Data extracted from a collection:
###
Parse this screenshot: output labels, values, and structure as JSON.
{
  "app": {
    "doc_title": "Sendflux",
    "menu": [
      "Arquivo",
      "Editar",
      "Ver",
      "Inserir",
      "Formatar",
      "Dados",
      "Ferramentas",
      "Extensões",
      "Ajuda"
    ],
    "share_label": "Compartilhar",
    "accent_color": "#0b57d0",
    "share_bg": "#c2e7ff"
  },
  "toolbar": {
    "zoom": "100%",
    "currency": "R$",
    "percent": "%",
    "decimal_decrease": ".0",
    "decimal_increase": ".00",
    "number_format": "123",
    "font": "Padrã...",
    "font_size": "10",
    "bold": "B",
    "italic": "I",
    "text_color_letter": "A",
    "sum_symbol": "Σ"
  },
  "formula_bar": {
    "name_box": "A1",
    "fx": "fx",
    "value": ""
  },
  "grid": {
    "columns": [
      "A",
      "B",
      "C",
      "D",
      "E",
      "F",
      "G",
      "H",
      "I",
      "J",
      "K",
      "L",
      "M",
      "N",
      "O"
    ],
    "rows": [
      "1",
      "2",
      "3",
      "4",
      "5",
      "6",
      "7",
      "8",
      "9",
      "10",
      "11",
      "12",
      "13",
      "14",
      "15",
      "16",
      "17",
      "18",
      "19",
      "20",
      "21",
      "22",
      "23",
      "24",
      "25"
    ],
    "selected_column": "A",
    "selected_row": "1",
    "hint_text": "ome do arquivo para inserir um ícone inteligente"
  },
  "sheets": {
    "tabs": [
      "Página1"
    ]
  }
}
###
> **What you need to do**: From the records above, extract every line exactly as it stands.

> **Reply to the exercise**:
Parse this screenshot: output labels, values, and structure as JSON.
{
  "app": {
    "doc_title": "Sendflux",
    "menu": [
      "Arquivo",
      "Editar",
      "Ver",
      "Inserir",
      "Formatar",
      "Dados",
      "Ferramentas",
      "Extensões",
      "Ajuda"
    ],
    "share_label": "Compartilhar",
    "accent_color": "#0b57d0",
    "share_bg": "#c2e7ff"
  },
  "toolbar": {
    "zoom": "100%",
    "currency": "R$",
    "percent": "%",
    "decimal_decrease": ".0",
    "decimal_increase": ".00",
    "number_format": "123",
    "font": "Padrã...",
    "font_size": "10",
    "bold": "B",
    "italic": "I",
    "text_color_letter": "A",
    "sum_symbol": "Σ"
  },
  "formula_bar": {
    "name_box": "A1",
    "fx": "fx",
    "value": ""
  },
  "grid": {
    "columns": [
      "A",
      "B",
      "C",
      "D",
      "E",
      "F",
      "G",
      "H",
      "I",
      "J",
      "K",
      "L",
      "M",
      "N",
      "O"
    ],
    "rows": [
      "1",
      "2",
      "3",
      "4",
      "5",
      "6",
      "7",
      "8",
      "9",
      "10",
      "11",
      "12",
      "13",
      "14",
      "15",
      "16",
      "17",
      "18",
      "19",
      "20",
      "21",
      "22",
      "23",
      "24",
      "25"
    ],
    "selected_column": "A",
    "selected_row": "1",
    "hint_text": "ome do arquivo para inserir um ícone inteligente"
  },
  "sheets": {
    "tabs": [
      "Página1"
    ]
  }
}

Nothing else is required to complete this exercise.